EXERCISE INSTRUCTIONS » Images should be left out, and everything else in the listing reproduced exactly.

··· RECORDS FOR THE EXERCISE

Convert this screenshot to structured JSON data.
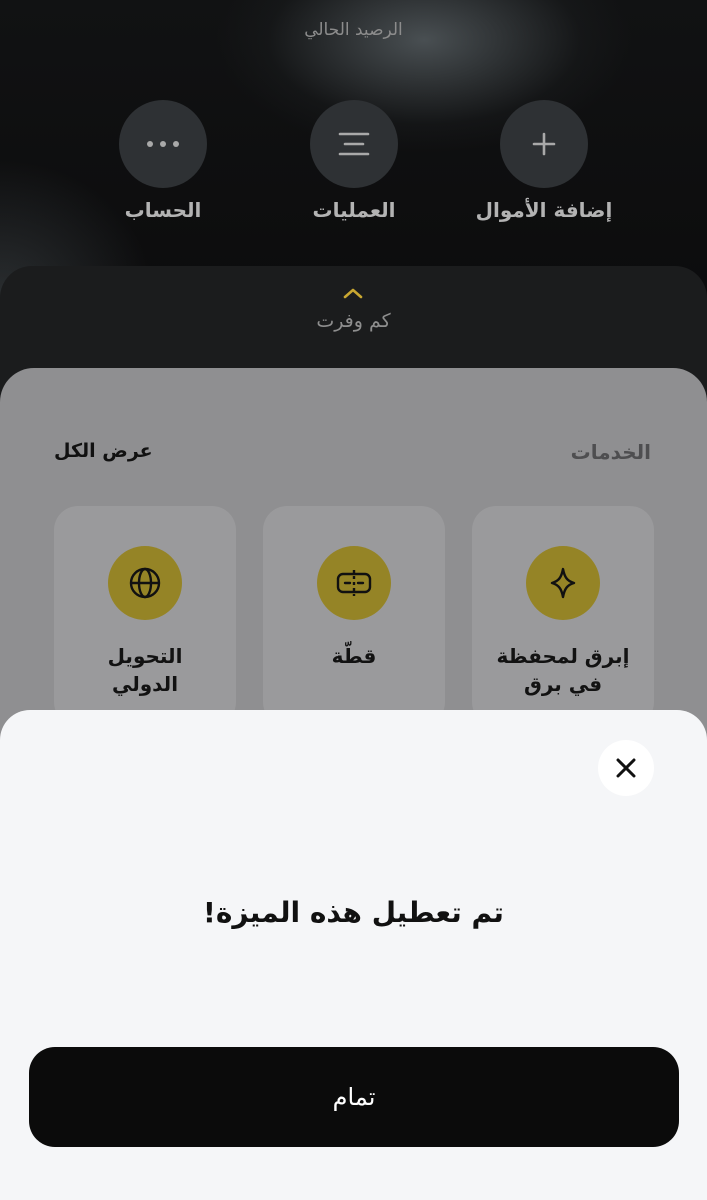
{
  "header": {
    "balance_label": "الرصيد الحالي"
  },
  "actions": [
    {
      "label": "إضافة الأموال",
      "icon": "plus-icon"
    },
    {
      "label": "العمليات",
      "icon": "menu-lines-icon"
    },
    {
      "label": "الحساب",
      "icon": "more-dots-icon"
    }
  ],
  "savings": {
    "label": "كم وفرت",
    "icon": "chevron-up-icon"
  },
  "services": {
    "title": "الخدمات",
    "view_all": "عرض الكل",
    "cards": [
      {
        "label_line1": "إبرق لمحفظة",
        "label_line2": "في برق",
        "icon": "sparkle-icon"
      },
      {
        "label_line1": "قطّة",
        "label_line2": "",
        "icon": "split-icon"
      },
      {
        "label_line1": "التحويل",
        "label_line2": "الدولي",
        "icon": "globe-icon"
      }
    ]
  },
  "dialog": {
    "message": "تم تعطيل هذه الميزة!",
    "ok_label": "تمام",
    "close_icon": "close-icon"
  },
  "colors": {
    "accent_gold": "#958426",
    "chevron_gold": "#c9a731",
    "dark": "#0b0b0b",
    "sheet_bg": "#f5f6f8"
  }
}
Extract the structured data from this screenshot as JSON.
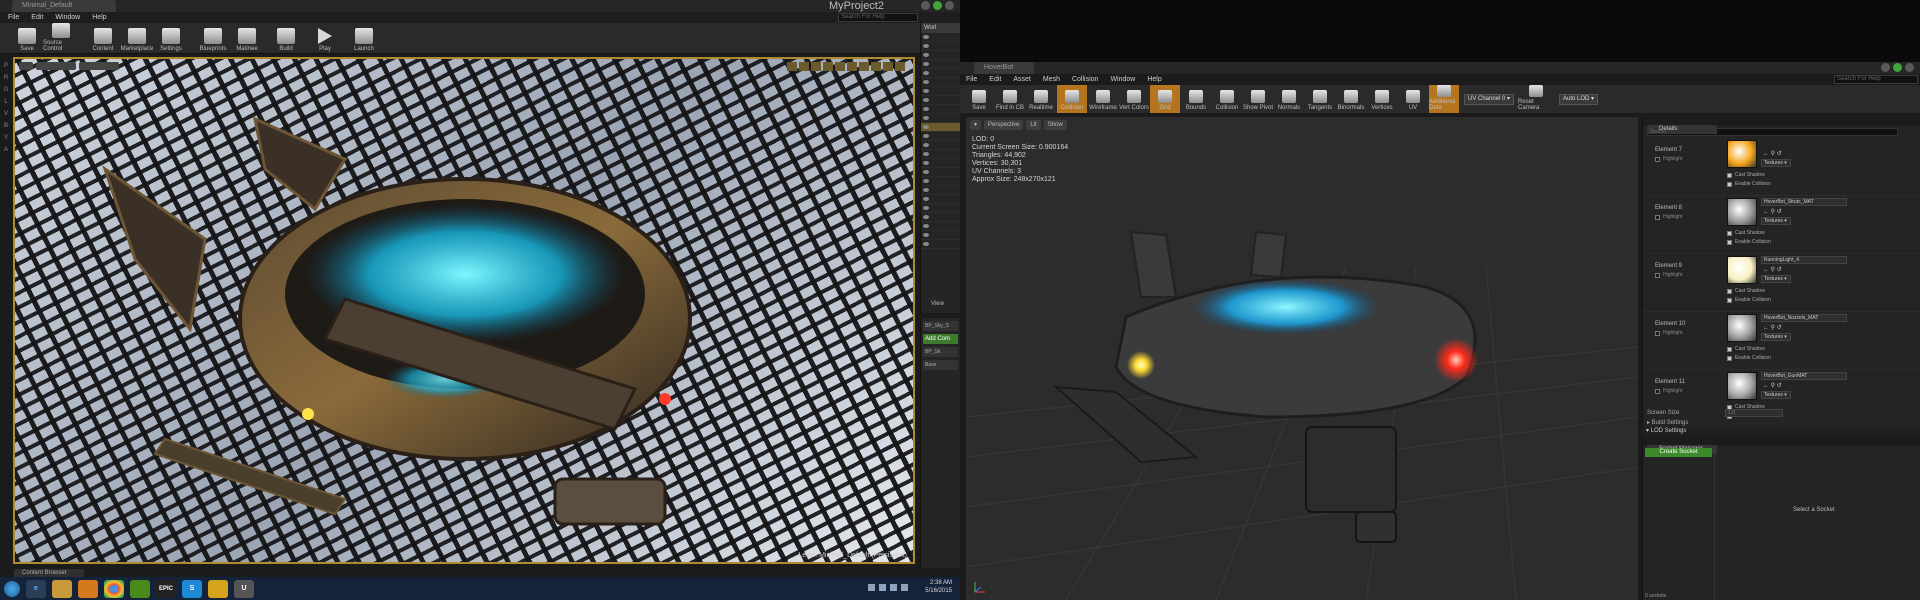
{
  "left_editor": {
    "title_tab": "Minimal_Default",
    "project": "MyProject2",
    "menu": [
      "File",
      "Edit",
      "Window",
      "Help"
    ],
    "search_placeholder": "Search For Help",
    "toolbar": [
      "Save",
      "Source Control",
      "Content",
      "Marketplace",
      "Settings",
      "Blueprints",
      "Matinee",
      "Build",
      "Play",
      "Launch"
    ],
    "mode_strip": [
      "P",
      "R",
      "G",
      "L",
      "V",
      "B",
      "Y",
      "A"
    ],
    "level_label": "Level:  Minimal_Default (Persistent)",
    "outliner_header": "Worl",
    "outliner_rows": [
      "",
      "",
      "",
      "",
      "",
      "",
      "",
      "",
      "",
      "",
      "",
      "",
      "",
      "",
      "",
      "",
      "",
      "",
      "",
      "",
      "",
      "",
      "",
      ""
    ],
    "outliner_view": "View",
    "details_items": [
      "BP_Sky_S",
      "Add Com",
      "BP_Sk",
      "Base"
    ],
    "content_browser_tab": "Content Browser"
  },
  "taskbar": {
    "apps": [
      "e",
      "",
      "",
      "",
      "",
      "EPIC",
      "S",
      "",
      "U"
    ],
    "time": "2:38 AM",
    "date": "5/16/2015"
  },
  "mesh_editor": {
    "title_tab": "HoverBot",
    "menu": [
      "File",
      "Edit",
      "Asset",
      "Mesh",
      "Collision",
      "Window",
      "Help"
    ],
    "search_placeholder": "Search For Help",
    "toolbar": [
      {
        "label": "Save",
        "on": false
      },
      {
        "label": "Find in CB",
        "on": false
      },
      {
        "label": "Realtime",
        "on": false
      },
      {
        "label": "Collision",
        "on": true
      },
      {
        "label": "Wireframe",
        "on": false
      },
      {
        "label": "Vert Colors",
        "on": false
      },
      {
        "label": "Grid",
        "on": true
      },
      {
        "label": "Bounds",
        "on": false
      },
      {
        "label": "Collision",
        "on": false
      },
      {
        "label": "Show Pivot",
        "on": false
      },
      {
        "label": "Normals",
        "on": false
      },
      {
        "label": "Tangents",
        "on": false
      },
      {
        "label": "Binormals",
        "on": false
      },
      {
        "label": "Vertices",
        "on": false
      },
      {
        "label": "UV",
        "on": false
      },
      {
        "label": "Additional Data",
        "on": true
      }
    ],
    "uv_channel": "UV Channel 0 ▾",
    "reset_camera": "Reset Camera",
    "auto_lod": "Auto LOD ▾",
    "viewport_bar": [
      "▾",
      "Perspective",
      "Lit",
      "Show"
    ],
    "stats": [
      "LOD:  0",
      "Current Screen Size:  0.900164",
      "Triangles:  44,902",
      "Vertices:  30,301",
      "UV Channels:  3",
      "Approx Size: 248x270x121"
    ],
    "details_tab": "Details",
    "details_search": "Search",
    "elements": [
      {
        "name": "Element 7",
        "material": "",
        "thumb": "#f5a41a"
      },
      {
        "name": "Element 8",
        "material": "HoverBot_Struts_MAT",
        "thumb": "#9a9a9a"
      },
      {
        "name": "Element 9",
        "material": "RunningLight_4",
        "thumb": "#f7f0c0"
      },
      {
        "name": "Element 10",
        "material": "HoverBot_Nozzels_MAT",
        "thumb": "#9c9c9c"
      },
      {
        "name": "Element 11",
        "material": "HoverBot_GunMAT",
        "thumb": "#a5a5a5"
      }
    ],
    "highlight_label": "Highlight",
    "textures_label": "Textures ▾",
    "cast_shadow_label": "Cast Shadow",
    "enable_collision_label": "Enable Collision",
    "screen_size_label": "Screen Size",
    "screen_size_value": "1.0",
    "build_settings": "▸ Build Settings",
    "lod_settings": "▾ LOD Settings",
    "socket_tab": "Socket Manager",
    "create_socket": "Create Socket",
    "socket_count": "0 sockets",
    "select_socket_hint": "Select a Socket"
  }
}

······

CORRECT RESPONSE »
Convert this screenshot to structured JSON data.
{
  "header": {
    "balance_label": "الرصيد الحالي"
  },
  "actions": [
    {
      "label": "إضافة الأموال",
      "icon": "plus-icon"
    },
    {
      "label": "العمليات",
      "icon": "menu-lines-icon"
    },
    {
      "label": "الحساب",
      "icon": "more-dots-icon"
    }
  ],
  "savings": {
    "label": "كم وفرت",
    "icon": "chevron-up-icon"
  },
  "services": {
    "title": "الخدمات",
    "view_all": "عرض الكل",
    "cards": [
      {
        "label_line1": "إبرق لمحفظة",
        "label_line2": "في برق",
        "icon": "sparkle-icon"
      },
      {
        "label_line1": "قطّة",
        "label_line2": "",
        "icon": "split-icon"
      },
      {
        "label_line1": "التحويل",
        "label_line2": "الدولي",
        "icon": "globe-icon"
      }
    ]
  },
  "dialog": {
    "message": "تم تعطيل هذه الميزة!",
    "ok_label": "تمام",
    "close_icon": "close-icon"
  },
  "colors": {
    "accent_gold": "#958426",
    "chevron_gold": "#c9a731",
    "dark": "#0b0b0b",
    "sheet_bg": "#f5f6f8"
  }
}
Extract the structured data from this screenshot as JSON.
{
  "left_editor": {
    "title_tab": "Minimal_Default",
    "project": "MyProject2",
    "menu": [
      "File",
      "Edit",
      "Window",
      "Help"
    ],
    "search_placeholder": "Search For Help",
    "toolbar": [
      "Save",
      "Source Control",
      "Content",
      "Marketplace",
      "Settings",
      "Blueprints",
      "Matinee",
      "Build",
      "Play",
      "Launch"
    ],
    "mode_strip": [
      "P",
      "R",
      "G",
      "L",
      "V",
      "B",
      "Y",
      "A"
    ],
    "level_label": "Level:  Minimal_Default (Persistent)",
    "outliner_header": "Worl",
    "outliner_rows": [
      "",
      "",
      "",
      "",
      "",
      "",
      "",
      "",
      "",
      "",
      "",
      "",
      "",
      "",
      "",
      "",
      "",
      "",
      "",
      "",
      "",
      "",
      "",
      ""
    ],
    "outliner_view": "View",
    "details_items": [
      "BP_Sky_S",
      "Add Com",
      "BP_Sk",
      "Base"
    ],
    "content_browser_tab": "Content Browser"
  },
  "taskbar": {
    "apps": [
      "e",
      "",
      "",
      "",
      "",
      "EPIC",
      "S",
      "",
      "U"
    ],
    "time": "2:38 AM",
    "date": "5/16/2015"
  },
  "mesh_editor": {
    "title_tab": "HoverBot",
    "menu": [
      "File",
      "Edit",
      "Asset",
      "Mesh",
      "Collision",
      "Window",
      "Help"
    ],
    "search_placeholder": "Search For Help",
    "toolbar": [
      {
        "label": "Save",
        "on": false
      },
      {
        "label": "Find in CB",
        "on": false
      },
      {
        "label": "Realtime",
        "on": false
      },
      {
        "label": "Collision",
        "on": true
      },
      {
        "label": "Wireframe",
        "on": false
      },
      {
        "label": "Vert Colors",
        "on": false
      },
      {
        "label": "Grid",
        "on": true
      },
      {
        "label": "Bounds",
        "on": false
      },
      {
        "label": "Collision",
        "on": false
      },
      {
        "label": "Show Pivot",
        "on": false
      },
      {
        "label": "Normals",
        "on": false
      },
      {
        "label": "Tangents",
        "on": false
      },
      {
        "label": "Binormals",
        "on": false
      },
      {
        "label": "Vertices",
        "on": false
      },
      {
        "label": "UV",
        "on": false
      },
      {
        "label": "Additional Data",
        "on": true
      }
    ],
    "uv_channel": "UV Channel 0 ▾",
    "reset_camera": "Reset Camera",
    "auto_lod": "Auto LOD ▾",
    "viewport_bar": [
      "▾",
      "Perspective",
      "Lit",
      "Show"
    ],
    "stats": [
      "LOD:  0",
      "Current Screen Size:  0.900164",
      "Triangles:  44,902",
      "Vertices:  30,301",
      "UV Channels:  3",
      "Approx Size: 248x270x121"
    ],
    "details_tab": "Details",
    "details_search": "Search",
    "elements": [
      {
        "name": "Element 7",
        "material": "",
        "thumb": "#f5a41a"
      },
      {
        "name": "Element 8",
        "material": "HoverBot_Struts_MAT",
        "thumb": "#9a9a9a"
      },
      {
        "name": "Element 9",
        "material": "RunningLight_4",
        "thumb": "#f7f0c0"
      },
      {
        "name": "Element 10",
        "material": "HoverBot_Nozzels_MAT",
        "thumb": "#9c9c9c"
      },
      {
        "name": "Element 11",
        "material": "HoverBot_GunMAT",
        "thumb": "#a5a5a5"
      }
    ],
    "highlight_label": "Highlight",
    "textures_label": "Textures ▾",
    "cast_shadow_label": "Cast Shadow",
    "enable_collision_label": "Enable Collision",
    "screen_size_label": "Screen Size",
    "screen_size_value": "1.0",
    "build_settings": "▸ Build Settings",
    "lod_settings": "▾ LOD Settings",
    "socket_tab": "Socket Manager",
    "create_socket": "Create Socket",
    "socket_count": "0 sockets",
    "select_socket_hint": "Select a Socket"
  }
}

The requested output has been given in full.